*DATA FOR PROCESSING*.
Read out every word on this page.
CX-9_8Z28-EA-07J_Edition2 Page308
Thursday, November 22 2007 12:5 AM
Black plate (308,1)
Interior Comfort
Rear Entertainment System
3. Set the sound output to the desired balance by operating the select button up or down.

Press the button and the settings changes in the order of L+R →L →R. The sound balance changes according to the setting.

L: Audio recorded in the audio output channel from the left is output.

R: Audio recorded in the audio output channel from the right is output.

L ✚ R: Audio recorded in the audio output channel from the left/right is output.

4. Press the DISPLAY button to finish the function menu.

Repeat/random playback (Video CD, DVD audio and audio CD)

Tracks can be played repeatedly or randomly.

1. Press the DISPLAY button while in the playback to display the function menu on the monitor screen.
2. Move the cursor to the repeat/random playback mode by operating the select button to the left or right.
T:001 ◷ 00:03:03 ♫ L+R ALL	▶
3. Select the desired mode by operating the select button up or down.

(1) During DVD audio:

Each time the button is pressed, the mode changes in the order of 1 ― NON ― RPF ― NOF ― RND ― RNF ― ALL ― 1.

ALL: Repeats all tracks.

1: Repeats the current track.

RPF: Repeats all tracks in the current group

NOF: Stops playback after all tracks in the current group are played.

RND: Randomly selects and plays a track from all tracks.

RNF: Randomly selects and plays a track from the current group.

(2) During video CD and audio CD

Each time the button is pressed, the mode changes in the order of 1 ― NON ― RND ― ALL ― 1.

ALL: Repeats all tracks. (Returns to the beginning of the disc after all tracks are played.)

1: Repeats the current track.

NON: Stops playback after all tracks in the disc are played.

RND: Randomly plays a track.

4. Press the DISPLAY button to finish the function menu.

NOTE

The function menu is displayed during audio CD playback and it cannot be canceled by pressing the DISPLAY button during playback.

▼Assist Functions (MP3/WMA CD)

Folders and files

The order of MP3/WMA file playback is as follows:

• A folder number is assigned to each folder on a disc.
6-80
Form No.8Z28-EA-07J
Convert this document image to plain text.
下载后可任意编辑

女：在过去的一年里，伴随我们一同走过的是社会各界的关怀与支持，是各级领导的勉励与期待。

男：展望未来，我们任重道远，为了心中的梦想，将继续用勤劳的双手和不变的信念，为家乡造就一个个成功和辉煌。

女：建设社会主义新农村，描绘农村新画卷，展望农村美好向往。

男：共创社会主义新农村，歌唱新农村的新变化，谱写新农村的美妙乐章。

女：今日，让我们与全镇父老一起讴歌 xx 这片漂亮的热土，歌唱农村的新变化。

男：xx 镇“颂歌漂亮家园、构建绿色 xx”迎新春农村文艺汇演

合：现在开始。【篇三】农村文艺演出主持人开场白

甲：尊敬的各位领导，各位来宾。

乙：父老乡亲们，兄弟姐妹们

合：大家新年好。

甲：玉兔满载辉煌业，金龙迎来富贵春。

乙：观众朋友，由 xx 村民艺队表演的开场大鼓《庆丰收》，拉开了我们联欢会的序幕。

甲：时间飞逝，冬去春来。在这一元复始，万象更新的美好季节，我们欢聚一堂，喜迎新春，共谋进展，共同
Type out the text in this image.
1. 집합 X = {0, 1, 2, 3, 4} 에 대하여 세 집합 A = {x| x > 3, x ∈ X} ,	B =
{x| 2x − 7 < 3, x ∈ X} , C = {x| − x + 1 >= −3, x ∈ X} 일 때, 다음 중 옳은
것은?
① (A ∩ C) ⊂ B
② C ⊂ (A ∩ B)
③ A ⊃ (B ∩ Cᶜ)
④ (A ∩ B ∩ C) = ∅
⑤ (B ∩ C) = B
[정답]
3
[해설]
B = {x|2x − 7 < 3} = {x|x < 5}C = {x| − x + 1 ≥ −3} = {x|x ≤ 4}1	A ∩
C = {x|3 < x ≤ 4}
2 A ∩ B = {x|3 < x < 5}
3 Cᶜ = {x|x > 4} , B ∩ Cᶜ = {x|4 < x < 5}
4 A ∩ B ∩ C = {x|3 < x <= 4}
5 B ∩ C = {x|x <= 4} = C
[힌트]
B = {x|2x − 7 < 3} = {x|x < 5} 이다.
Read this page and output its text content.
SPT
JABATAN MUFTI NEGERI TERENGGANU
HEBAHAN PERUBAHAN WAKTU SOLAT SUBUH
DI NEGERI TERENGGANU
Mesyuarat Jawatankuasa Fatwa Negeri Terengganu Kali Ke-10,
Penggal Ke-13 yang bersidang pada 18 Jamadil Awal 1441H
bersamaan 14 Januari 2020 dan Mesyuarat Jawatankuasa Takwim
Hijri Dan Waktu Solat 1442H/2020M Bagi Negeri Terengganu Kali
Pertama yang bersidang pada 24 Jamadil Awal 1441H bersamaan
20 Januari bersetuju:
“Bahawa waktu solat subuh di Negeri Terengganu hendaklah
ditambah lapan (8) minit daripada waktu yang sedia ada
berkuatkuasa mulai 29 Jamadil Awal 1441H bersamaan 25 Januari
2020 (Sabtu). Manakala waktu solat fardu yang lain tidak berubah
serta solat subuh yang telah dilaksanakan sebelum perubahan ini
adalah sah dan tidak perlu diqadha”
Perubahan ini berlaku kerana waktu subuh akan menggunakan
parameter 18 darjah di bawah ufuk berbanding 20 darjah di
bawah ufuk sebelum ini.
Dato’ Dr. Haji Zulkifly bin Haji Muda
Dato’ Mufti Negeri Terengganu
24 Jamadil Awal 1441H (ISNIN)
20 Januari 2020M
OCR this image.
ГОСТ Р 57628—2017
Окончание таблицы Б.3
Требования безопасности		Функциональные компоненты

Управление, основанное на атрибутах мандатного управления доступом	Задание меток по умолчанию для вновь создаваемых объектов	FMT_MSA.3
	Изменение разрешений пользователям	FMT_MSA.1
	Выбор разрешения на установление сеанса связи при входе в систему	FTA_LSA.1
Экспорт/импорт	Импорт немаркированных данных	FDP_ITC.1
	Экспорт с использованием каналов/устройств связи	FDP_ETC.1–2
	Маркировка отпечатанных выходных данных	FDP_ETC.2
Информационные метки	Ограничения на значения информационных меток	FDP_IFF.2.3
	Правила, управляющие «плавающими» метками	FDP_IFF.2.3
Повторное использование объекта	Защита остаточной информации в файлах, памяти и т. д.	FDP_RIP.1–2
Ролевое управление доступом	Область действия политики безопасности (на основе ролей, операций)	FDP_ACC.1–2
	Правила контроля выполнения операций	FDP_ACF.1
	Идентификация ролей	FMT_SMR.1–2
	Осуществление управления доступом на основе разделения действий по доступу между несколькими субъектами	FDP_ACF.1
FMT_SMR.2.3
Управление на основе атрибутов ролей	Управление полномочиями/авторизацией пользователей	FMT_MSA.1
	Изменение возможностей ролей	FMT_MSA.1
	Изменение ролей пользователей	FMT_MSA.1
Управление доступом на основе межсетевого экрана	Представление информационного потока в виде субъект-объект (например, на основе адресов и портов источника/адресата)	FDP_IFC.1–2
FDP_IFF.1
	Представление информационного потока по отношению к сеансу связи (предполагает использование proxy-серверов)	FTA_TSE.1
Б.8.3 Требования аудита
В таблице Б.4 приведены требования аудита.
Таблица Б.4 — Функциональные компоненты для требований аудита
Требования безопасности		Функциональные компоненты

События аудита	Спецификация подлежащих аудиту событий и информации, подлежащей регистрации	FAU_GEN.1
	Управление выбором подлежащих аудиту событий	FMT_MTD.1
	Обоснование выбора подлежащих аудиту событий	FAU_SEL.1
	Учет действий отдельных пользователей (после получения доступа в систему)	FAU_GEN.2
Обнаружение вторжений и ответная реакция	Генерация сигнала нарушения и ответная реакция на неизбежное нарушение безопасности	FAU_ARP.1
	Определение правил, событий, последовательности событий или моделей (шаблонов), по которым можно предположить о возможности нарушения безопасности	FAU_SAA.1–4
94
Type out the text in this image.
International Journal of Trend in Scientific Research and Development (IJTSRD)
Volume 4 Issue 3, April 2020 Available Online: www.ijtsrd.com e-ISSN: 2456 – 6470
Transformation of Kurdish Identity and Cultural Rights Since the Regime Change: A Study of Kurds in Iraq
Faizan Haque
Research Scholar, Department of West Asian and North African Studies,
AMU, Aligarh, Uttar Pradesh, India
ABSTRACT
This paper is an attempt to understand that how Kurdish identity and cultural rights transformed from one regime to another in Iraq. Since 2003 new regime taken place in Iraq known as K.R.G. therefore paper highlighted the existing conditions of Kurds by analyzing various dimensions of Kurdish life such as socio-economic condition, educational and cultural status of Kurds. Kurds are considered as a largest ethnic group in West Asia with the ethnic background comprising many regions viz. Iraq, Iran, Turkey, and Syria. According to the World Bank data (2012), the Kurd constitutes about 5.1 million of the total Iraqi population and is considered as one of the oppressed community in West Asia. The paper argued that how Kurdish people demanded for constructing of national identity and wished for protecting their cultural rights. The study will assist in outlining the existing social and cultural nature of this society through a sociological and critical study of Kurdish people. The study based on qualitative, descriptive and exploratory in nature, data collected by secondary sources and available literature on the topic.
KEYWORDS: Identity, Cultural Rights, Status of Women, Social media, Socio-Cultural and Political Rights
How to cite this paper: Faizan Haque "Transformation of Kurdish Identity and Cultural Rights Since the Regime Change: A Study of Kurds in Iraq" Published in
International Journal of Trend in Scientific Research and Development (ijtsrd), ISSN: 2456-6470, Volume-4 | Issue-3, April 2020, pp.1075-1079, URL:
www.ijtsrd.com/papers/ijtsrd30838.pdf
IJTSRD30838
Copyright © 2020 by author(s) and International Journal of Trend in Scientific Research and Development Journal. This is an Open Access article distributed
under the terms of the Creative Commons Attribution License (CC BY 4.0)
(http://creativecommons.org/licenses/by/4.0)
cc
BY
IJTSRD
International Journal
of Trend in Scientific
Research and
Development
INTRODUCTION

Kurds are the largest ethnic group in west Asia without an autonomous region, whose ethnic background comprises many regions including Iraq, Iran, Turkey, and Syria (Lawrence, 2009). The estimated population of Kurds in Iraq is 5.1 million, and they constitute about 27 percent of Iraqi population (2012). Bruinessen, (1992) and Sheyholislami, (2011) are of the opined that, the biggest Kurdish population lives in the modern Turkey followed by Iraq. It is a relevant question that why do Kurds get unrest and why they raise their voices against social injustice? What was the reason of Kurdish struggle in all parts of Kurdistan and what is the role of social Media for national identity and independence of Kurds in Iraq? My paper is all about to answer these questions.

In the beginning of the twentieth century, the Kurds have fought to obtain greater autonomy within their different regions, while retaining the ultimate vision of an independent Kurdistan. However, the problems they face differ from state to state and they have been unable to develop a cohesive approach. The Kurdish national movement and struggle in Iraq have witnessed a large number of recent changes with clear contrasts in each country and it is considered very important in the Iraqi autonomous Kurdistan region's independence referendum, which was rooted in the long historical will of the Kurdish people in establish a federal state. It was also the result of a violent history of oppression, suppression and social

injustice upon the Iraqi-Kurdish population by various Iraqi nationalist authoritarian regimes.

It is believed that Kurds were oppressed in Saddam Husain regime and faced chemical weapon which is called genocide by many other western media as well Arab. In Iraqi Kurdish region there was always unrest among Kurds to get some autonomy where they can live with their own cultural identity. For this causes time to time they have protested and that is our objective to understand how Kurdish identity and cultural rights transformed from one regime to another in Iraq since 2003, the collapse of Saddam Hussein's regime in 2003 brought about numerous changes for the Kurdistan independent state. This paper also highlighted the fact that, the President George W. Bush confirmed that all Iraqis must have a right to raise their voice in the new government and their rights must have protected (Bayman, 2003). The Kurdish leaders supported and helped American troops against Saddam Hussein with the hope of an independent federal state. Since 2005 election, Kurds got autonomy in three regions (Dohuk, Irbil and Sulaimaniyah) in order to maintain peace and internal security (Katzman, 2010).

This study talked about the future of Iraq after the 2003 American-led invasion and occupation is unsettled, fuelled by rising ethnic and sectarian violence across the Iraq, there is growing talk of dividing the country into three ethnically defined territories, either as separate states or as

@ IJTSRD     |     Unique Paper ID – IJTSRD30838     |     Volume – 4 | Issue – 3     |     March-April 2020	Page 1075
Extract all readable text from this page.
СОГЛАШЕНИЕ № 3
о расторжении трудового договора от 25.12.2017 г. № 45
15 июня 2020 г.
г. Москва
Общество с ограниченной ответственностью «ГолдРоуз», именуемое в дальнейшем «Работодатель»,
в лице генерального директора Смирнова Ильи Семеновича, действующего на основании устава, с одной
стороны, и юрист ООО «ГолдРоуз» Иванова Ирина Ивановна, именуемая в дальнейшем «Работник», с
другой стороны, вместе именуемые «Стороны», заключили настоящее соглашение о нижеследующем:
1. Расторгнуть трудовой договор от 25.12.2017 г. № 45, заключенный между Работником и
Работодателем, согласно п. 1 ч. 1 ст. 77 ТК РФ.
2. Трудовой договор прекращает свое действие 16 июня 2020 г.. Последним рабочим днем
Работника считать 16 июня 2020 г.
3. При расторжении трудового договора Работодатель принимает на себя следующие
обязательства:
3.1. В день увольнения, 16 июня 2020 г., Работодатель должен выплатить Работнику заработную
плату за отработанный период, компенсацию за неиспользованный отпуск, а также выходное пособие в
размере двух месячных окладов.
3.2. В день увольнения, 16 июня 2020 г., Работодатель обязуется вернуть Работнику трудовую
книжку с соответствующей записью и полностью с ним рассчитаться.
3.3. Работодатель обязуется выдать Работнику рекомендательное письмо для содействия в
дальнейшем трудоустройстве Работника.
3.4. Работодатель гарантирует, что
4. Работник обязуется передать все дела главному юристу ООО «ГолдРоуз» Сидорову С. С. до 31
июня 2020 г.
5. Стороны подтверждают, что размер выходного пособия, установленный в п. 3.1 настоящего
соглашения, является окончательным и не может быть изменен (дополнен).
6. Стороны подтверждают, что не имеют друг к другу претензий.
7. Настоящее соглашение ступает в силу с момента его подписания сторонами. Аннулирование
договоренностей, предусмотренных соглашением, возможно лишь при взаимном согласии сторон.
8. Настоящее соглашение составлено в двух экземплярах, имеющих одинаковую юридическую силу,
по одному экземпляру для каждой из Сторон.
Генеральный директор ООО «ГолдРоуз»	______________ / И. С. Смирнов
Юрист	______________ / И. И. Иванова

*TASK DETAILS*. Of all the lines in the entries, how many contain the word "balance"? Give only the number.

*ANSWER TO THE PROBLEM*. 2